= Written instruction =
Extract each line where the string "就是和暖的春风吹来" shows up.

= Data provided =
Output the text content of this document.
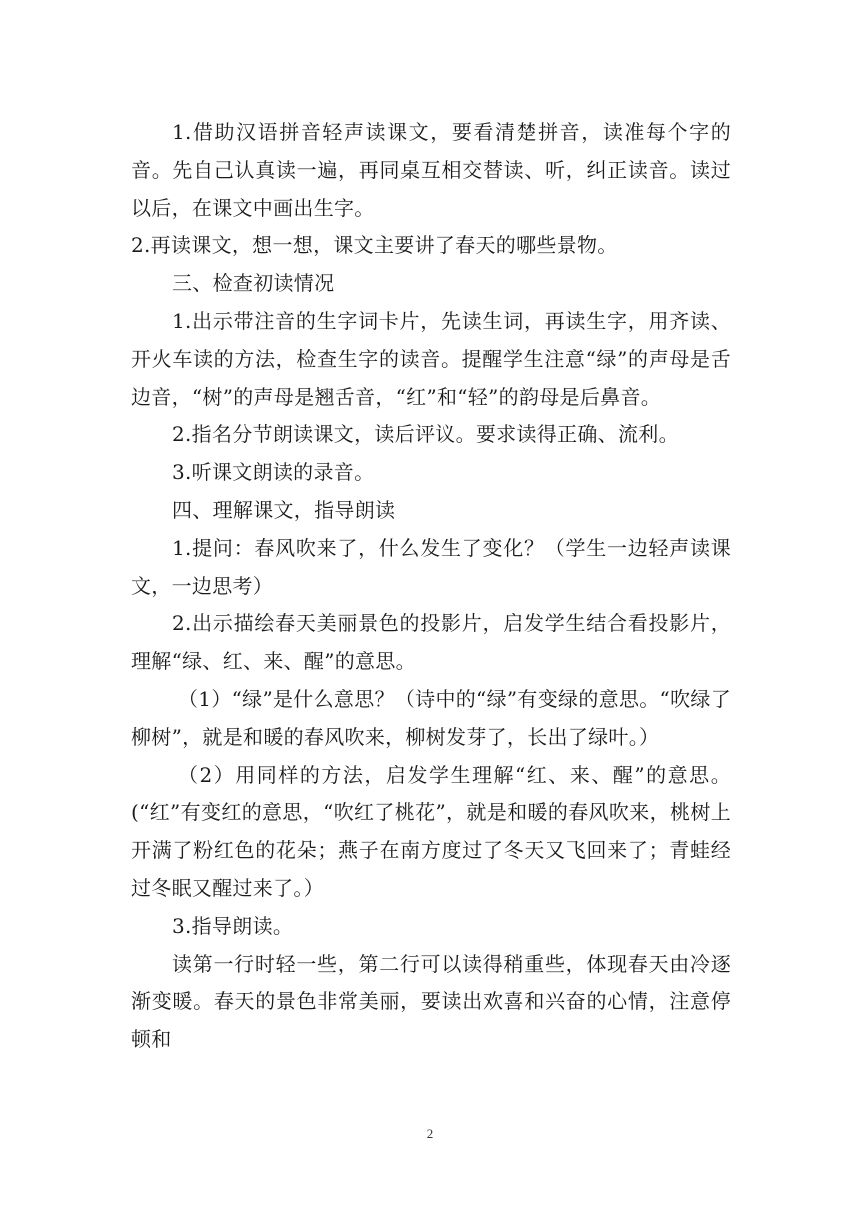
1.借助汉语拼音轻声读课文，要看清楚拼音，读准每个字的音。先自己认真读一遍，再同桌互相交替读、听，纠正读音。读过以后，在课文中画出生字。

2.再读课文，想一想，课文主要讲了春天的哪些景物。

三、检查初读情况

1.出示带注音的生字词卡片，先读生词，再读生字，用齐读、开火车读的方法，检查生字的读音。提醒学生注意“绿”的声母是舌边音，“树”的声母是翘舌音，“红”和“轻”的韵母是后鼻音。

2.指名分节朗读课文，读后评议。要求读得正确、流利。

3.听课文朗读的录音。

四、理解课文，指导朗读

1.提问：春风吹来了，什么发生了变化？（学生一边轻声读课文，一边思考）

2.出示描绘春天美丽景色的投影片，启发学生结合看投影片，理解“绿、红、来、醒”的意思。

（1）“绿”是什么意思？（诗中的“绿”有变绿的意思。“吹绿了柳树”，就是和暖的春风吹来，柳树发芽了，长出了绿叶。）

（2）用同样的方法，启发学生理解“红、来、醒”的意思。(“红”有变红的意思，“吹红了桃花”，就是和暖的春风吹来，桃树上开满了粉红色的花朵；燕子在南方度过了冬天又飞回来了；青蛙经过冬眠又醒过来了。）

3.指导朗读。

读第一行时轻一些，第二行可以读得稍重些，体现春天由冷逐渐变暖。春天的景色非常美丽，要读出欢喜和兴奋的心情，注意停顿和

2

= Task answer =
（1）“绿”是什么意思？（诗中的“绿”有变绿的意思。“吹绿了柳树”，就是和暖的春风吹来，柳树发芽了，长出了绿叶。）
（2）用同样的方法，启发学生理解“红、来、醒”的意思。(“红”有变红的意思，“吹红了桃花”，就是和暖的春风吹来，桃树上开满了粉红色的花朵；燕子在南方度过了冬天又飞回来了；青蛙经过冬眠又醒过来了。）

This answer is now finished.